-- START Task data --

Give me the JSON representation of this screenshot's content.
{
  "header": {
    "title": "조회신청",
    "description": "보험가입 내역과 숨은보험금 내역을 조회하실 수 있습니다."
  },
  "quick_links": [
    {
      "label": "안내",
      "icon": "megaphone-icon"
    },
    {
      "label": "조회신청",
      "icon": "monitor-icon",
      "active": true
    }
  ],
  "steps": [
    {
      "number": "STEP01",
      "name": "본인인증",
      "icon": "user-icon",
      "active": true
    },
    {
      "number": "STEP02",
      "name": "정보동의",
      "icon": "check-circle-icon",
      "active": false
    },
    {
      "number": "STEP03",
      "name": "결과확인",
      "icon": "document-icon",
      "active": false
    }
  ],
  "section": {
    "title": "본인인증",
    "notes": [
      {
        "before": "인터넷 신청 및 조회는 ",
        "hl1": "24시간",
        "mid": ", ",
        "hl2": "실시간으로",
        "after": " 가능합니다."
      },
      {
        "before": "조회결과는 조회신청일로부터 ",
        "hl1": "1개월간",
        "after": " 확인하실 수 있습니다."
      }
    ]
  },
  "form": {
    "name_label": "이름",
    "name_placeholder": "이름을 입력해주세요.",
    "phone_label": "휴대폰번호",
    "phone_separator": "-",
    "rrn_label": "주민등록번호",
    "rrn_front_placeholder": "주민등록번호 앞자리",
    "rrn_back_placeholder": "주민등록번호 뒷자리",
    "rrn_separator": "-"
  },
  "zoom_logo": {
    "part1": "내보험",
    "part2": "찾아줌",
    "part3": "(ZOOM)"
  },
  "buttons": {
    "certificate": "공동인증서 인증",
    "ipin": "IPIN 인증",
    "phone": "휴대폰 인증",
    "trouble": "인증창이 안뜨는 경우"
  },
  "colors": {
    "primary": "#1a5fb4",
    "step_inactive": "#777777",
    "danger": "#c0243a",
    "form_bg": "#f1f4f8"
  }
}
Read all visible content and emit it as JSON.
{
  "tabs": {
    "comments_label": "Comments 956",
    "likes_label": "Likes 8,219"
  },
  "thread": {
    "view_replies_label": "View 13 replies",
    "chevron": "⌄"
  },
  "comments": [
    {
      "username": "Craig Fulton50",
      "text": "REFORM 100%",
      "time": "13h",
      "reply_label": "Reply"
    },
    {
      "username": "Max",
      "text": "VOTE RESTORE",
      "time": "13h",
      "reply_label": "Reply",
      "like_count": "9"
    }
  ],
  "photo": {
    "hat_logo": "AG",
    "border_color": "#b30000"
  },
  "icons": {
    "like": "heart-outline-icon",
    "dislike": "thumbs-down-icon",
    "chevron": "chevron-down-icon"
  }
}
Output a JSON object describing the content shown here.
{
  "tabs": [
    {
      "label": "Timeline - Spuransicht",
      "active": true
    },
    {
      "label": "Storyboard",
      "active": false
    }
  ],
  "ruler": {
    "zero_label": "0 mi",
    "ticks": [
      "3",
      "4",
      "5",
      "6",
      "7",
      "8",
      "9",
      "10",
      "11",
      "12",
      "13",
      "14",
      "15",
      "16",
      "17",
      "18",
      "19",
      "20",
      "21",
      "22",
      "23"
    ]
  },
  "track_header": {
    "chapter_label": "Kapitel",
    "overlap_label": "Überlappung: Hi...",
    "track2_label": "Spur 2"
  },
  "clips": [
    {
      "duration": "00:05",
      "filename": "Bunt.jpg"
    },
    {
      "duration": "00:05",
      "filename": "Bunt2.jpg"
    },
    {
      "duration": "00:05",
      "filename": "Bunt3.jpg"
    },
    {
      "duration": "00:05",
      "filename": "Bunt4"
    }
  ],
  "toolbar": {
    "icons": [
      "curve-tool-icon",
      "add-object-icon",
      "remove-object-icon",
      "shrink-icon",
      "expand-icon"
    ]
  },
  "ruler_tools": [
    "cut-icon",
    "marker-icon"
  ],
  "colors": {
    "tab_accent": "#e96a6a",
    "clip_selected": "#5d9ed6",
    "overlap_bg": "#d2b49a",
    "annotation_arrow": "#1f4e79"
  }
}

-- END Task data --

- Stated goal -
Every entry should be printed again exactly as written.

- Task output -
Give me the JSON representation of this screenshot's content.
{
  "header": {
    "title": "조회신청",
    "description": "보험가입 내역과 숨은보험금 내역을 조회하실 수 있습니다."
  },
  "quick_links": [
    {
      "label": "안내",
      "icon": "megaphone-icon"
    },
    {
      "label": "조회신청",
      "icon": "monitor-icon",
      "active": true
    }
  ],
  "steps": [
    {
      "number": "STEP01",
      "name": "본인인증",
      "icon": "user-icon",
      "active": true
    },
    {
      "number": "STEP02",
      "name": "정보동의",
      "icon": "check-circle-icon",
      "active": false
    },
    {
      "number": "STEP03",
      "name": "결과확인",
      "icon": "document-icon",
      "active": false
    }
  ],
  "section": {
    "title": "본인인증",
    "notes": [
      {
        "before": "인터넷 신청 및 조회는 ",
        "hl1": "24시간",
        "mid": ", ",
        "hl2": "실시간으로",
        "after": " 가능합니다."
      },
      {
        "before": "조회결과는 조회신청일로부터 ",
        "hl1": "1개월간",
        "after": " 확인하실 수 있습니다."
      }
    ]
  },
  "form": {
    "name_label": "이름",
    "name_placeholder": "이름을 입력해주세요.",
    "phone_label": "휴대폰번호",
    "phone_separator": "-",
    "rrn_label": "주민등록번호",
    "rrn_front_placeholder": "주민등록번호 앞자리",
    "rrn_back_placeholder": "주민등록번호 뒷자리",
    "rrn_separator": "-"
  },
  "zoom_logo": {
    "part1": "내보험",
    "part2": "찾아줌",
    "part3": "(ZOOM)"
  },
  "buttons": {
    "certificate": "공동인증서 인증",
    "ipin": "IPIN 인증",
    "phone": "휴대폰 인증",
    "trouble": "인증창이 안뜨는 경우"
  },
  "colors": {
    "primary": "#1a5fb4",
    "step_inactive": "#777777",
    "danger": "#c0243a",
    "form_bg": "#f1f4f8"
  }
}
Read all visible content and emit it as JSON.
{
  "tabs": {
    "comments_label": "Comments 956",
    "likes_label": "Likes 8,219"
  },
  "thread": {
    "view_replies_label": "View 13 replies",
    "chevron": "⌄"
  },
  "comments": [
    {
      "username": "Craig Fulton50",
      "text": "REFORM 100%",
      "time": "13h",
      "reply_label": "Reply"
    },
    {
      "username": "Max",
      "text": "VOTE RESTORE",
      "time": "13h",
      "reply_label": "Reply",
      "like_count": "9"
    }
  ],
  "photo": {
    "hat_logo": "AG",
    "border_color": "#b30000"
  },
  "icons": {
    "like": "heart-outline-icon",
    "dislike": "thumbs-down-icon",
    "chevron": "chevron-down-icon"
  }
}
Output a JSON object describing the content shown here.
{
  "tabs": [
    {
      "label": "Timeline - Spuransicht",
      "active": true
    },
    {
      "label": "Storyboard",
      "active": false
    }
  ],
  "ruler": {
    "zero_label": "0 mi",
    "ticks": [
      "3",
      "4",
      "5",
      "6",
      "7",
      "8",
      "9",
      "10",
      "11",
      "12",
      "13",
      "14",
      "15",
      "16",
      "17",
      "18",
      "19",
      "20",
      "21",
      "22",
      "23"
    ]
  },
  "track_header": {
    "chapter_label": "Kapitel",
    "overlap_label": "Überlappung: Hi...",
    "track2_label": "Spur 2"
  },
  "clips": [
    {
      "duration": "00:05",
      "filename": "Bunt.jpg"
    },
    {
      "duration": "00:05",
      "filename": "Bunt2.jpg"
    },
    {
      "duration": "00:05",
      "filename": "Bunt3.jpg"
    },
    {
      "duration": "00:05",
      "filename": "Bunt4"
    }
  ],
  "toolbar": {
    "icons": [
      "curve-tool-icon",
      "add-object-icon",
      "remove-object-icon",
      "shrink-icon",
      "expand-icon"
    ]
  },
  "ruler_tools": [
    "cut-icon",
    "marker-icon"
  ],
  "colors": {
    "tab_accent": "#e96a6a",
    "clip_selected": "#5d9ed6",
    "overlap_bg": "#d2b49a",
    "annotation_arrow": "#1f4e79"
  }
}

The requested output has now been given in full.